§ Task: Search the entries for the word "this" and pull out each line that has it.

>> Start Dataset records

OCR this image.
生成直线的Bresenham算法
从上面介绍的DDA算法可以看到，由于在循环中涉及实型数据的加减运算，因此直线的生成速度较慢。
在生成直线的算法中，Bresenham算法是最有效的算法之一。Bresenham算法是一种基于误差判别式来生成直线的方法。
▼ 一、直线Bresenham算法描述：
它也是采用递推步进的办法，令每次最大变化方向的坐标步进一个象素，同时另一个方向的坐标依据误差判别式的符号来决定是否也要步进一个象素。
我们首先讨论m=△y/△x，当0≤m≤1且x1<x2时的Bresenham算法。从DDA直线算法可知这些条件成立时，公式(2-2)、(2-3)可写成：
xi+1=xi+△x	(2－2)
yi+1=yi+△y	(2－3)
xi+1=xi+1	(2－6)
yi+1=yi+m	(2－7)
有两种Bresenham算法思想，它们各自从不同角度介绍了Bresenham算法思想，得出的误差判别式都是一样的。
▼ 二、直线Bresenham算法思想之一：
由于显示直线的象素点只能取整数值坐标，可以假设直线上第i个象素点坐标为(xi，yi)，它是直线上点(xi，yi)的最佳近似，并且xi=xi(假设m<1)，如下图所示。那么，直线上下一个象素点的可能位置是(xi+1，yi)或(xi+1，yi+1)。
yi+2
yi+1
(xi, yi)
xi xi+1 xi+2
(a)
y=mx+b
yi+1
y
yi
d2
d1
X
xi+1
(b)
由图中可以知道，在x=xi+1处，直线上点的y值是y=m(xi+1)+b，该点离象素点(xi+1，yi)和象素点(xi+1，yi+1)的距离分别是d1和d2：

>> End Dataset records
>> Start Dataset records

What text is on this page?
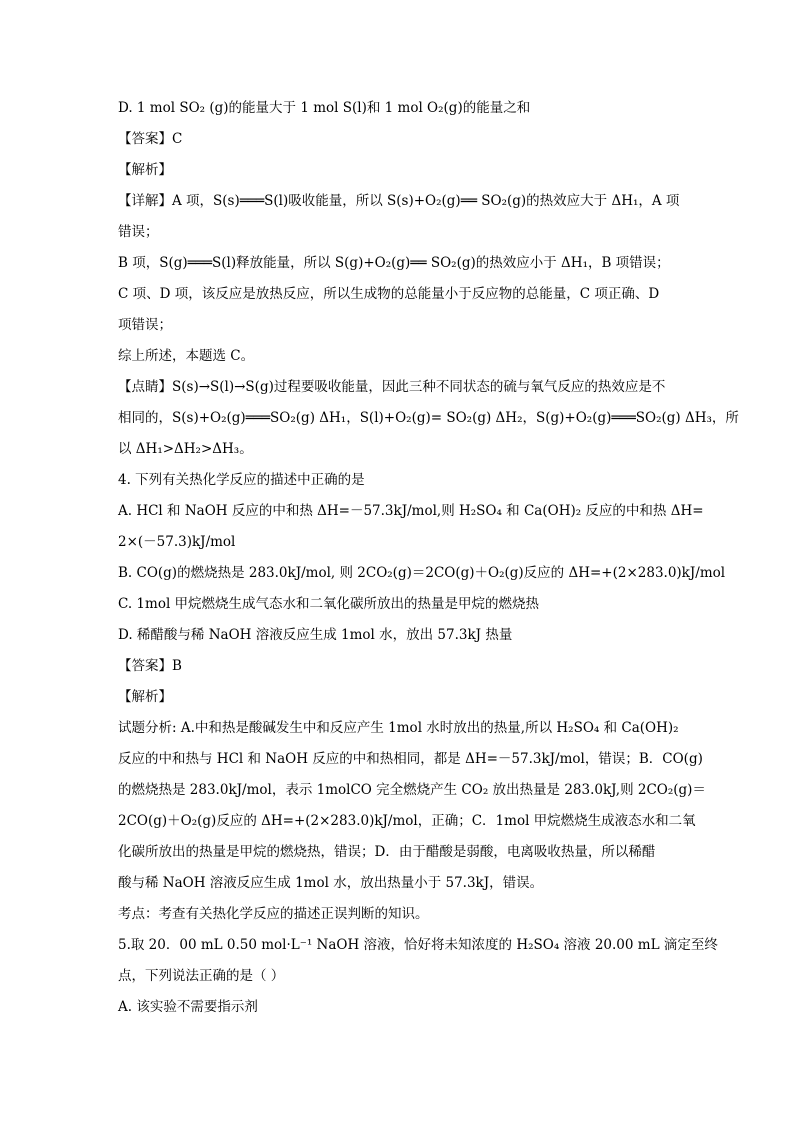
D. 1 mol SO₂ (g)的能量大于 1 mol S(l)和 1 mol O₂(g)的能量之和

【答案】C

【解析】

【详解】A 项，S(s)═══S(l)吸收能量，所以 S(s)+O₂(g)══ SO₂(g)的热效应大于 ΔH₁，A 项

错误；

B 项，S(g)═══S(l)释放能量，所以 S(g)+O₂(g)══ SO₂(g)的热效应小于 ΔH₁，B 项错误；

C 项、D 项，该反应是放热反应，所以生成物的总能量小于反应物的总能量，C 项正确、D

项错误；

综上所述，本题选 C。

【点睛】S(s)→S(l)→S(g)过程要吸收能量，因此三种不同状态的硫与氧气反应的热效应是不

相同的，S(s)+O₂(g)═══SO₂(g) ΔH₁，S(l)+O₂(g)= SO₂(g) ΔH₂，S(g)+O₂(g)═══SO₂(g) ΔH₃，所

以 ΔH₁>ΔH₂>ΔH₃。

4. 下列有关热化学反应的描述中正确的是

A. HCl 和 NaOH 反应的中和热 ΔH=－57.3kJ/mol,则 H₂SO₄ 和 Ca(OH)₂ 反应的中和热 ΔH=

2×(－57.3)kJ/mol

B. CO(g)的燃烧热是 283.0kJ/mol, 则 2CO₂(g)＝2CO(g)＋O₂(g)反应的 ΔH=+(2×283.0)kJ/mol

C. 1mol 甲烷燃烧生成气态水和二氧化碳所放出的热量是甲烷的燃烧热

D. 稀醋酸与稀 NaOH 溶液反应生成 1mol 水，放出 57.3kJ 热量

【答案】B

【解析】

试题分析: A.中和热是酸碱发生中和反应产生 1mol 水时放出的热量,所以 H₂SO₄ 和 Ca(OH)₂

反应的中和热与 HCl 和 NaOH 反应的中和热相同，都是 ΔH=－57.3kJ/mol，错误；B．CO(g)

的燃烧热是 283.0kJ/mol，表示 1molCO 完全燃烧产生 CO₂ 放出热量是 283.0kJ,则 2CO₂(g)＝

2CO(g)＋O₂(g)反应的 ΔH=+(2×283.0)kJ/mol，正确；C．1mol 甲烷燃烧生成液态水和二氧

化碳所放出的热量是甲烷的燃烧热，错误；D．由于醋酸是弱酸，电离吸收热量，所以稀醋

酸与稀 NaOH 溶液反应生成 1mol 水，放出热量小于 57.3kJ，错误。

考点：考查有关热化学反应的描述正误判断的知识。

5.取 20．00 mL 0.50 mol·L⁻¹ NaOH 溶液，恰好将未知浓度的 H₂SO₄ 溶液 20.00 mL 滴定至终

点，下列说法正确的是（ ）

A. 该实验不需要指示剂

>> End Dataset records

§ Answer below:
OCR this image.
What text is on this page?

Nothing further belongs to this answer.